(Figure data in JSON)
— START —
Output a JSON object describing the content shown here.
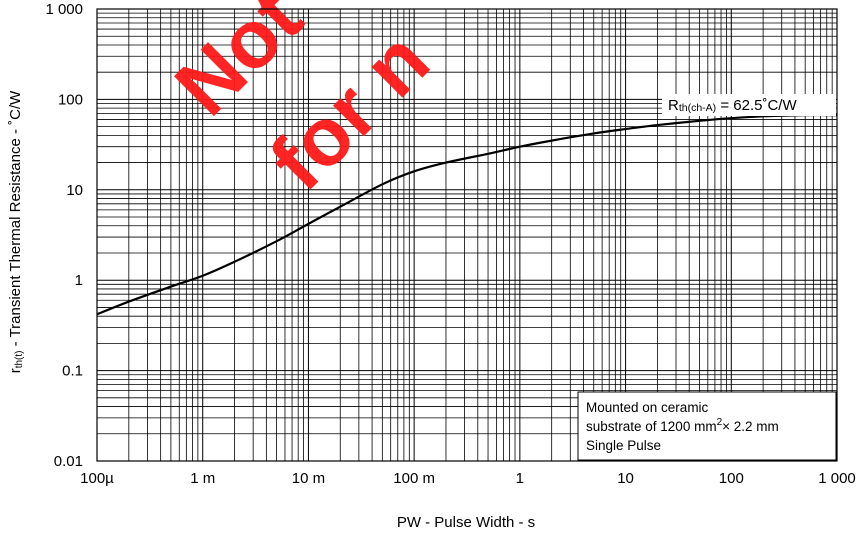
{
  "chart_data": {
    "type": "line",
    "xscale": "log",
    "yscale": "log",
    "xlim": [
      0.0001,
      1000
    ],
    "ylim": [
      0.01,
      1000
    ],
    "grid": true,
    "xlabel": "PW -  Pulse Width -  s",
    "ylabel_main": "r",
    "ylabel_sub": "th(t)",
    "ylabel_rest": " -  Transient Thermal Resistance -  ˚C/W",
    "x_tick_labels": [
      {
        "value": 0.0001,
        "label": "100µ"
      },
      {
        "value": 0.001,
        "label": "1 m"
      },
      {
        "value": 0.01,
        "label": "10 m"
      },
      {
        "value": 0.1,
        "label": "100 m"
      },
      {
        "value": 1,
        "label": "1"
      },
      {
        "value": 10,
        "label": "10"
      },
      {
        "value": 100,
        "label": "100"
      },
      {
        "value": 1000,
        "label": "1 000"
      }
    ],
    "y_tick_labels": [
      {
        "value": 0.01,
        "label": "0.01"
      },
      {
        "value": 0.1,
        "label": "0.1"
      },
      {
        "value": 1,
        "label": "1"
      },
      {
        "value": 10,
        "label": "10"
      },
      {
        "value": 100,
        "label": "100"
      },
      {
        "value": 1000,
        "label": "1 000"
      }
    ],
    "series": [
      {
        "color": "#000000",
        "x": [
          0.0001,
          0.0002,
          0.0005,
          0.001,
          0.002,
          0.005,
          0.01,
          0.02,
          0.05,
          0.1,
          0.2,
          0.5,
          1,
          2,
          5,
          10,
          20,
          50,
          100,
          200,
          500,
          1000
        ],
        "y": [
          0.42,
          0.58,
          0.85,
          1.12,
          1.6,
          2.7,
          4.2,
          6.5,
          11.5,
          16,
          20,
          25,
          30,
          35,
          42,
          47,
          52,
          58,
          62,
          65,
          67,
          67
        ]
      }
    ],
    "annotations": {
      "rth_label_main": "R",
      "rth_label_sub": "th(ch-A)",
      "rth_label_rest": " = 62.5˚C/W",
      "note_line1": "Mounted on ceramic",
      "note_line2_pre": "substrate of 1200 mm",
      "note_line2_sup": "2",
      "note_line2_post": "× 2.2 mm",
      "note_line3": "Single Pulse"
    },
    "watermark": {
      "line1": "Not",
      "line2": "for n",
      "color": "#ff1a1a"
    }
  }
}
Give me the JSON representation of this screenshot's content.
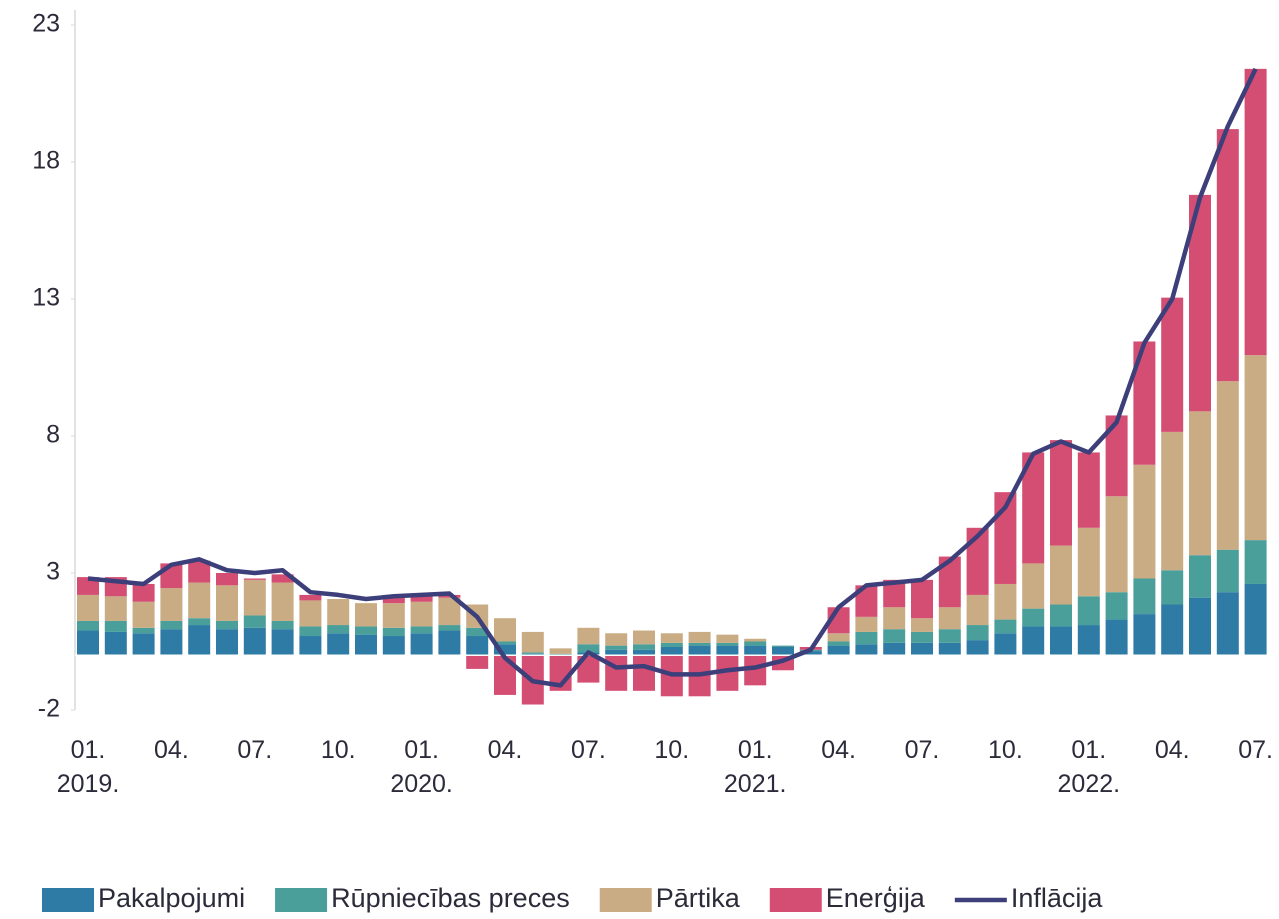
{
  "chart_data": {
    "type": "bar",
    "stacked": true,
    "categories": [
      "01.\n2019.",
      null,
      null,
      "04.",
      null,
      null,
      "07.",
      null,
      null,
      "10.",
      null,
      null,
      "01.\n2020.",
      null,
      null,
      "04.",
      null,
      null,
      "07.",
      null,
      null,
      "10.",
      null,
      null,
      "01.\n2021.",
      null,
      null,
      "04.",
      null,
      null,
      "07.",
      null,
      null,
      "10.",
      null,
      null,
      "01.\n2022.",
      null,
      null,
      "04.",
      null,
      null,
      "07."
    ],
    "series": [
      {
        "name": "Pakalpojumi",
        "color": "#2e7ba6",
        "values": [
          0.9,
          0.85,
          0.8,
          0.95,
          1.1,
          0.95,
          1.0,
          0.95,
          0.7,
          0.8,
          0.75,
          0.7,
          0.8,
          0.9,
          0.7,
          0.4,
          0.05,
          0,
          0.1,
          0.2,
          0.2,
          0.3,
          0.35,
          0.35,
          0.35,
          0.3,
          0.15,
          0.35,
          0.4,
          0.45,
          0.45,
          0.45,
          0.55,
          0.8,
          1.05,
          1.05,
          1.1,
          1.3,
          1.5,
          1.85,
          2.1,
          2.3,
          2.6
        ]
      },
      {
        "name": "Rūpniecības preces",
        "color": "#4a9f9a",
        "values": [
          0.35,
          0.4,
          0.2,
          0.3,
          0.25,
          0.3,
          0.45,
          0.3,
          0.35,
          0.3,
          0.3,
          0.3,
          0.25,
          0.2,
          0.3,
          0.1,
          0.05,
          0.05,
          0.3,
          0.15,
          0.2,
          0.15,
          0.1,
          0.1,
          0.15,
          0.05,
          0.05,
          0.15,
          0.45,
          0.5,
          0.4,
          0.5,
          0.55,
          0.5,
          0.65,
          0.8,
          1.05,
          1.0,
          1.3,
          1.25,
          1.55,
          1.55,
          1.6
        ]
      },
      {
        "name": "Pārtika",
        "color": "#c9ac84",
        "values": [
          0.95,
          0.9,
          0.95,
          1.2,
          1.3,
          1.3,
          1.3,
          1.4,
          0.95,
          0.95,
          0.85,
          0.9,
          0.9,
          1.0,
          0.85,
          0.85,
          0.75,
          0.2,
          0.6,
          0.45,
          0.5,
          0.35,
          0.4,
          0.3,
          0.1,
          0,
          0,
          0.3,
          0.55,
          0.8,
          0.5,
          0.8,
          1.1,
          1.3,
          1.65,
          2.15,
          2.5,
          3.5,
          4.15,
          5.05,
          5.25,
          6.15,
          6.75
        ]
      },
      {
        "name": "Enerģija",
        "color": "#d44e73",
        "values": [
          0.65,
          0.7,
          0.65,
          0.9,
          0.8,
          0.45,
          0.05,
          0.3,
          0.2,
          0,
          0,
          0.2,
          0.25,
          0.1,
          -0.5,
          -1.45,
          -1.8,
          -1.3,
          -1.0,
          -1.3,
          -1.3,
          -1.5,
          -1.5,
          -1.3,
          -1.1,
          -0.55,
          0.1,
          0.95,
          1.15,
          1.0,
          1.4,
          1.85,
          2.45,
          3.35,
          4.05,
          3.85,
          2.75,
          2.95,
          4.5,
          4.9,
          7.9,
          9.2,
          10.45
        ]
      },
      {
        "name": "Inflācija",
        "type": "line",
        "color": "#3d3f7a",
        "values": [
          2.8,
          2.7,
          2.6,
          3.3,
          3.5,
          3.1,
          3.0,
          3.1,
          2.3,
          2.2,
          2.05,
          2.15,
          2.2,
          2.25,
          1.4,
          -0.1,
          -0.95,
          -1.1,
          0.1,
          -0.45,
          -0.4,
          -0.7,
          -0.7,
          -0.55,
          -0.45,
          -0.2,
          0.2,
          1.75,
          2.55,
          2.65,
          2.75,
          3.45,
          4.35,
          5.4,
          7.35,
          7.8,
          7.4,
          8.5,
          11.4,
          13.0,
          16.7,
          19.3,
          21.4
        ]
      }
    ],
    "ylim": [
      -2,
      23
    ],
    "yticks": [
      -2,
      3,
      8,
      13,
      18,
      23
    ],
    "legend": "bottom"
  }
}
— END —
*Instruction*
Search the listing above for the string "content". Copy every line that contains it.

*Full answer*
Output a JSON object describing the content shown here.
Give me the JSON representation of this screenshot's content.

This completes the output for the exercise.